**DATASET EXCERPTS:**
--- --- ---
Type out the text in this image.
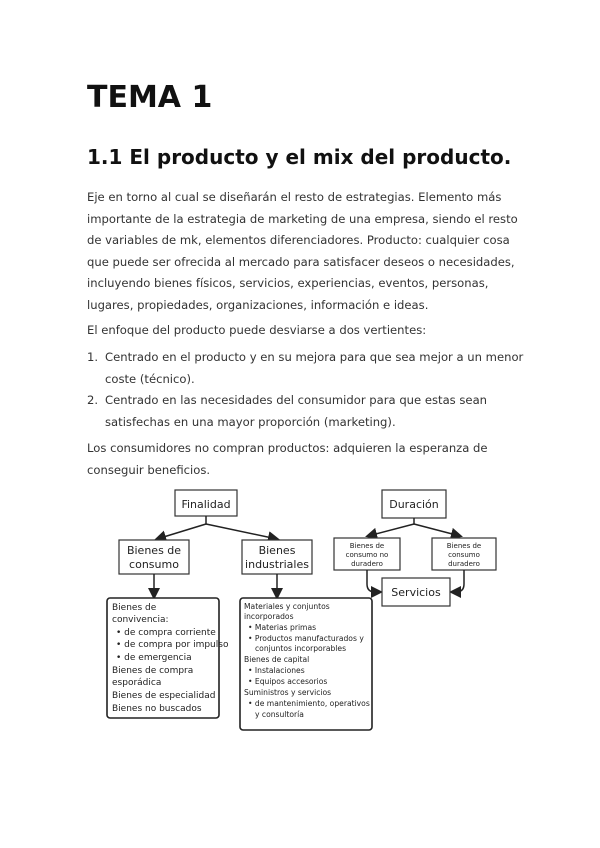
TEMA 1
1.1 El producto y el mix del producto.

Eje en torno al cual se diseñarán el resto de estrategias. Elemento más importante de la estrategia de marketing de una empresa, siendo el resto de variables de mk, elementos diferenciadores. Producto: cualquier cosa que puede ser ofrecida al mercado para satisfacer deseos o necesidades, incluyendo bienes físicos, servicios, experiencias, eventos, personas, lugares, propiedades, organizaciones, información e ideas.

El enfoque del producto puede desviarse a dos vertientes:

1. Centrado en el producto y en su mejora para que sea mejor a un menor coste (técnico).
2. Centrado en las necesidades del consumidor para que estas sean satisfechas en una mayor proporción (marketing).

Los consumidores no compran productos: adquieren la esperanza de conseguir beneficios.

Finalidad
Bienes de
consumo
Bienes
industriales
Bienes de
convivencia:
• de compra corriente
• de compra por impulso
• de emergencia
Bienes de compra
esporádica
Bienes de especialidad
Bienes no buscados
Materiales y conjuntos
incorporados
• Materias primas
• Productos manufacturados y
conjuntos incorporables
Bienes de capital
• Instalaciones
• Equipos accesorios
Suministros y servicios
• de mantenimiento, operativos
y consultoría
Duración
Bienes de
consumo no
duradero
Bienes de
consumo
duradero
Servicios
--- --- ---
**AIM:** Gather all lines from the records above in which "conjuntos" appears.

**TASK ANSWER:**
Materiales y conjuntos
conjuntos incorporables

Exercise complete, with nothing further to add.